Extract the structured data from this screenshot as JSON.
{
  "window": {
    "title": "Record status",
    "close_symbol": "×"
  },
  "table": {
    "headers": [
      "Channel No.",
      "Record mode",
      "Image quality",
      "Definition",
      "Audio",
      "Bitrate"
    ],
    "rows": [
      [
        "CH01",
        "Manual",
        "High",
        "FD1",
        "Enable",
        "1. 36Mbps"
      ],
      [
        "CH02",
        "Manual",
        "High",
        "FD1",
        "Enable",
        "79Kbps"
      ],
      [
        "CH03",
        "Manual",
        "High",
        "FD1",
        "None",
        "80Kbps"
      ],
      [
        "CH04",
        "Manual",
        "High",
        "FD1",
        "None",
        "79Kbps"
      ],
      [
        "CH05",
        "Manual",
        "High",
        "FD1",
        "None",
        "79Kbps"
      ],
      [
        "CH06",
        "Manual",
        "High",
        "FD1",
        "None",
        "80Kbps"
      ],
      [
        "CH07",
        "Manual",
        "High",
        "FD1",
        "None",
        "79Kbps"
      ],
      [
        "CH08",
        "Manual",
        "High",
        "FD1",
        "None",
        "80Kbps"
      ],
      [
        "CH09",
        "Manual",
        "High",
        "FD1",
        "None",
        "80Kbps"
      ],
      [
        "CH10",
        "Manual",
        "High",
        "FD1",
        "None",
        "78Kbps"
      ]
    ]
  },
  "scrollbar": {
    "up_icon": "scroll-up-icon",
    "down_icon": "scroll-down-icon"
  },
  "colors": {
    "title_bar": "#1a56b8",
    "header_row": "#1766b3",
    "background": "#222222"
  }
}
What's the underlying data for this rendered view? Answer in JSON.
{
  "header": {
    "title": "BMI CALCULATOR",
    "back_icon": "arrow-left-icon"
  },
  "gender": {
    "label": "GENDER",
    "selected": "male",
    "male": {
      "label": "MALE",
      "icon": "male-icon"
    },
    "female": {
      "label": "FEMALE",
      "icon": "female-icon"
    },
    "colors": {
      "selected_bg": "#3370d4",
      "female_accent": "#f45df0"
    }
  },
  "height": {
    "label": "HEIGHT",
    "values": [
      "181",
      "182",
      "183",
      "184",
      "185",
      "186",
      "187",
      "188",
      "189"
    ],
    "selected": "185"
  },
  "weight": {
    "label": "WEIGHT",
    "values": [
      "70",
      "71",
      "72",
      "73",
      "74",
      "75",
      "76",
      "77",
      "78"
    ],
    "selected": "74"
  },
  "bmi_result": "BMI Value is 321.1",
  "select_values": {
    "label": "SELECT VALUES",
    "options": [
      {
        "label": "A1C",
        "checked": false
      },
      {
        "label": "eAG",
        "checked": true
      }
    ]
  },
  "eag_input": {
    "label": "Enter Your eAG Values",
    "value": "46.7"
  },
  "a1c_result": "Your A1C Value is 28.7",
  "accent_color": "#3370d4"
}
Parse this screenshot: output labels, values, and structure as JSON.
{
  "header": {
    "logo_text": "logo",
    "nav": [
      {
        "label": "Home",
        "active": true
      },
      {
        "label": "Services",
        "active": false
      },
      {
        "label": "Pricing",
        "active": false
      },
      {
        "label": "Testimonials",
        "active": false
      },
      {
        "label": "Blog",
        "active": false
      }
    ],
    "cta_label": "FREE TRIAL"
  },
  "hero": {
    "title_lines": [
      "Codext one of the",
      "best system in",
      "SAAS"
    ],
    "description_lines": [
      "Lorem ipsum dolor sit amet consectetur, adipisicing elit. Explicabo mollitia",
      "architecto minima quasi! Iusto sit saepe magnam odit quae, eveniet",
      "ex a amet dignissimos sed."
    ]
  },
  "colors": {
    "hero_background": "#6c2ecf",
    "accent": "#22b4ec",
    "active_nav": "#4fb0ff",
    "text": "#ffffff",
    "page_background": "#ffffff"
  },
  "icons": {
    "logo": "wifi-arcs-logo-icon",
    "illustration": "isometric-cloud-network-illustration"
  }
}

■ ■ ■

[Do this]
From the listing above, extract all records word for word.

[Task response]
Extract the structured data from this screenshot as JSON.
{
  "window": {
    "title": "Record status",
    "close_symbol": "×"
  },
  "table": {
    "headers": [
      "Channel No.",
      "Record mode",
      "Image quality",
      "Definition",
      "Audio",
      "Bitrate"
    ],
    "rows": [
      [
        "CH01",
        "Manual",
        "High",
        "FD1",
        "Enable",
        "1. 36Mbps"
      ],
      [
        "CH02",
        "Manual",
        "High",
        "FD1",
        "Enable",
        "79Kbps"
      ],
      [
        "CH03",
        "Manual",
        "High",
        "FD1",
        "None",
        "80Kbps"
      ],
      [
        "CH04",
        "Manual",
        "High",
        "FD1",
        "None",
        "79Kbps"
      ],
      [
        "CH05",
        "Manual",
        "High",
        "FD1",
        "None",
        "79Kbps"
      ],
      [
        "CH06",
        "Manual",
        "High",
        "FD1",
        "None",
        "80Kbps"
      ],
      [
        "CH07",
        "Manual",
        "High",
        "FD1",
        "None",
        "79Kbps"
      ],
      [
        "CH08",
        "Manual",
        "High",
        "FD1",
        "None",
        "80Kbps"
      ],
      [
        "CH09",
        "Manual",
        "High",
        "FD1",
        "None",
        "80Kbps"
      ],
      [
        "CH10",
        "Manual",
        "High",
        "FD1",
        "None",
        "78Kbps"
      ]
    ]
  },
  "scrollbar": {
    "up_icon": "scroll-up-icon",
    "down_icon": "scroll-down-icon"
  },
  "colors": {
    "title_bar": "#1a56b8",
    "header_row": "#1766b3",
    "background": "#222222"
  }
}
What's the underlying data for this rendered view? Answer in JSON.
{
  "header": {
    "title": "BMI CALCULATOR",
    "back_icon": "arrow-left-icon"
  },
  "gender": {
    "label": "GENDER",
    "selected": "male",
    "male": {
      "label": "MALE",
      "icon": "male-icon"
    },
    "female": {
      "label": "FEMALE",
      "icon": "female-icon"
    },
    "colors": {
      "selected_bg": "#3370d4",
      "female_accent": "#f45df0"
    }
  },
  "height": {
    "label": "HEIGHT",
    "values": [
      "181",
      "182",
      "183",
      "184",
      "185",
      "186",
      "187",
      "188",
      "189"
    ],
    "selected": "185"
  },
  "weight": {
    "label": "WEIGHT",
    "values": [
      "70",
      "71",
      "72",
      "73",
      "74",
      "75",
      "76",
      "77",
      "78"
    ],
    "selected": "74"
  },
  "bmi_result": "BMI Value is 321.1",
  "select_values": {
    "label": "SELECT VALUES",
    "options": [
      {
        "label": "A1C",
        "checked": false
      },
      {
        "label": "eAG",
        "checked": true
      }
    ]
  },
  "eag_input": {
    "label": "Enter Your eAG Values",
    "value": "46.7"
  },
  "a1c_result": "Your A1C Value is 28.7",
  "accent_color": "#3370d4"
}
Parse this screenshot: output labels, values, and structure as JSON.
{
  "header": {
    "logo_text": "logo",
    "nav": [
      {
        "label": "Home",
        "active": true
      },
      {
        "label": "Services",
        "active": false
      },
      {
        "label": "Pricing",
        "active": false
      },
      {
        "label": "Testimonials",
        "active": false
      },
      {
        "label": "Blog",
        "active": false
      }
    ],
    "cta_label": "FREE TRIAL"
  },
  "hero": {
    "title_lines": [
      "Codext one of the",
      "best system in",
      "SAAS"
    ],
    "description_lines": [
      "Lorem ipsum dolor sit amet consectetur, adipisicing elit. Explicabo mollitia",
      "architecto minima quasi! Iusto sit saepe magnam odit quae, eveniet",
      "ex a amet dignissimos sed."
    ]
  },
  "colors": {
    "hero_background": "#6c2ecf",
    "accent": "#22b4ec",
    "active_nav": "#4fb0ff",
    "text": "#ffffff",
    "page_background": "#ffffff"
  },
  "icons": {
    "logo": "wifi-arcs-logo-icon",
    "illustration": "isometric-cloud-network-illustration"
  }
}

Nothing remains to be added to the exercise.